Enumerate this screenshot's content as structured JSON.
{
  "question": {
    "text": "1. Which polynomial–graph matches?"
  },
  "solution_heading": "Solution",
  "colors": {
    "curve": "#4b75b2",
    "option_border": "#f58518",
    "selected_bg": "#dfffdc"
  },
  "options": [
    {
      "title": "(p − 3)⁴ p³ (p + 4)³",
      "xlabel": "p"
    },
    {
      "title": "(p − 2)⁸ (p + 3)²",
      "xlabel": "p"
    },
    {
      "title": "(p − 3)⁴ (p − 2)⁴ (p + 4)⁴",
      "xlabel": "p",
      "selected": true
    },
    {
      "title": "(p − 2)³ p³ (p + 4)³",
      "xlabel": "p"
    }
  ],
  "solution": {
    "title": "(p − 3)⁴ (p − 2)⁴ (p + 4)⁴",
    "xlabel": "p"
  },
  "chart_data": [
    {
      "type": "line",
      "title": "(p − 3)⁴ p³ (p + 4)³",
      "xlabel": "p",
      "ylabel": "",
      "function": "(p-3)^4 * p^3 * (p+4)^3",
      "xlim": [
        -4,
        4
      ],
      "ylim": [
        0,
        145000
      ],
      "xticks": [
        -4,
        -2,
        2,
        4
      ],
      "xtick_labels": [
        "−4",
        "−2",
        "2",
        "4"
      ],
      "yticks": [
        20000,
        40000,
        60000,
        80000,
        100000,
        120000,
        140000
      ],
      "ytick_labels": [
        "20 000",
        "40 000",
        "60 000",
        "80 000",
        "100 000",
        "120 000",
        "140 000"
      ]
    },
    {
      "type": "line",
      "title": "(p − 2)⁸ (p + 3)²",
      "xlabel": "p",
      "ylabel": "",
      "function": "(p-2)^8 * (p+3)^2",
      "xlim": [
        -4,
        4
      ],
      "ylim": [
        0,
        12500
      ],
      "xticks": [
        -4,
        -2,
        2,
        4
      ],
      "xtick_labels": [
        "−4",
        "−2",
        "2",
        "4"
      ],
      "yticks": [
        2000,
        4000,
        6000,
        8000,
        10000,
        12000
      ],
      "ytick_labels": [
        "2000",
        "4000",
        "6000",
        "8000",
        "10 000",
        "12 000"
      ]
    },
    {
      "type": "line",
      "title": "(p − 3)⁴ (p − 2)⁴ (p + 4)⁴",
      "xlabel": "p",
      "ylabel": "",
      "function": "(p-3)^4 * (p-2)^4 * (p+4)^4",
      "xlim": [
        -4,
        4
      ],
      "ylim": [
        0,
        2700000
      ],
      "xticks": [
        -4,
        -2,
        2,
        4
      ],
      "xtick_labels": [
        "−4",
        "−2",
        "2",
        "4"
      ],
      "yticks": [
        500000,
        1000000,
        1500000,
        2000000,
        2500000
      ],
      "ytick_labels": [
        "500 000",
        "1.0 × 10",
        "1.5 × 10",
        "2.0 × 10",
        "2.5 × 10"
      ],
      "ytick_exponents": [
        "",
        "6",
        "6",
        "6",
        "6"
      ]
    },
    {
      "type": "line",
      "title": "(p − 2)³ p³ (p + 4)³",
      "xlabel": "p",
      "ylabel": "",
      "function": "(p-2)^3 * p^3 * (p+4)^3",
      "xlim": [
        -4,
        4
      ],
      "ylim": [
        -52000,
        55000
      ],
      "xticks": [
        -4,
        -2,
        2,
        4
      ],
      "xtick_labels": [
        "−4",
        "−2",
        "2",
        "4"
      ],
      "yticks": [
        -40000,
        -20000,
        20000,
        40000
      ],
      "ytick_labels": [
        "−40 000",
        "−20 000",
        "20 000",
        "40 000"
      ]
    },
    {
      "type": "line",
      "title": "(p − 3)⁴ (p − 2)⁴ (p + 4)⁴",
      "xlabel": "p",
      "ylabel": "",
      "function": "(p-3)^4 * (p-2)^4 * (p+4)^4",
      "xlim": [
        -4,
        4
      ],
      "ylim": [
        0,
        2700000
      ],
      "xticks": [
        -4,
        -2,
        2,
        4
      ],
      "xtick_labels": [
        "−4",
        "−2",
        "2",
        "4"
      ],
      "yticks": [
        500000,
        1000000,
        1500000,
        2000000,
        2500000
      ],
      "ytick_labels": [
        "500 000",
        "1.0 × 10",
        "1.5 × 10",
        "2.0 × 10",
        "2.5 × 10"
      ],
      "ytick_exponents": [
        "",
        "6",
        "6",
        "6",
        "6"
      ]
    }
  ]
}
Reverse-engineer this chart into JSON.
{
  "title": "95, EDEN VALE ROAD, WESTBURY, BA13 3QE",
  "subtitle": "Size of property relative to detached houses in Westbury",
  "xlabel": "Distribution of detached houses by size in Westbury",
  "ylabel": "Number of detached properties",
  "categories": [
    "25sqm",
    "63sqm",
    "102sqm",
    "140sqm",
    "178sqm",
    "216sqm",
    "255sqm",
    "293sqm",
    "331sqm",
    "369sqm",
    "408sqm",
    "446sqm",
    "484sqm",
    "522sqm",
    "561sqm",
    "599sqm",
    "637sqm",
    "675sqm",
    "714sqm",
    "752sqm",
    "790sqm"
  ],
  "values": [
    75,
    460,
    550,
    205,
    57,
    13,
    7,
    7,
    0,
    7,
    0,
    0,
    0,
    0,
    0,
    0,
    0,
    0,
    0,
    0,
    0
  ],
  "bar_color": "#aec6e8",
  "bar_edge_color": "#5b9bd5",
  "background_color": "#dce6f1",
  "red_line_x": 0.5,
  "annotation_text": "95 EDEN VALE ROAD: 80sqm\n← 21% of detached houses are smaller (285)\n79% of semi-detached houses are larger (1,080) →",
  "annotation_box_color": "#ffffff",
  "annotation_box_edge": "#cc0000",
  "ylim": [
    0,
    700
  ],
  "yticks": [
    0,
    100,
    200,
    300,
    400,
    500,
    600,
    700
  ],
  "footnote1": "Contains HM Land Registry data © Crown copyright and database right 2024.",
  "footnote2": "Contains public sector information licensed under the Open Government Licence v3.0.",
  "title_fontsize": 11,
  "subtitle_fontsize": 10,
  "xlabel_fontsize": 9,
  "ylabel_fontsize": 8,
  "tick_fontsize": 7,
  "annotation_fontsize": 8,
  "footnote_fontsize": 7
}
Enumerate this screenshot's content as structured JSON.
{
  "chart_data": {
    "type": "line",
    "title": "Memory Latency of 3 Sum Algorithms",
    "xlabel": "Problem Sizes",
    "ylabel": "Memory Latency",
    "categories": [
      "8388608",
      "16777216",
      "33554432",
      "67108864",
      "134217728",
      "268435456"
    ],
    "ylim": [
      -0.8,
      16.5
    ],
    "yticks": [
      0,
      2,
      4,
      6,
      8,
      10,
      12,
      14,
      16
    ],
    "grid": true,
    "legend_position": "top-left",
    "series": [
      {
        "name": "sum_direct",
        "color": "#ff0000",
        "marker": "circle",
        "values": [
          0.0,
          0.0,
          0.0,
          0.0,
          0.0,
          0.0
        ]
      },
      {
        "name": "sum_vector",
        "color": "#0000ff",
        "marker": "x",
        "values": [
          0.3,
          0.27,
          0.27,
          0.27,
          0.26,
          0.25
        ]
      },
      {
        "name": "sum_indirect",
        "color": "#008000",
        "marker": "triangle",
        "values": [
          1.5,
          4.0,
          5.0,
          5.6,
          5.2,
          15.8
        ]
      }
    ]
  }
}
****************************************
Exercise: Which lines hold the word "marker"? Copy every one of them.

Solution to the exercise:
        "marker": "circle",
        "marker": "x",
        "marker": "triangle",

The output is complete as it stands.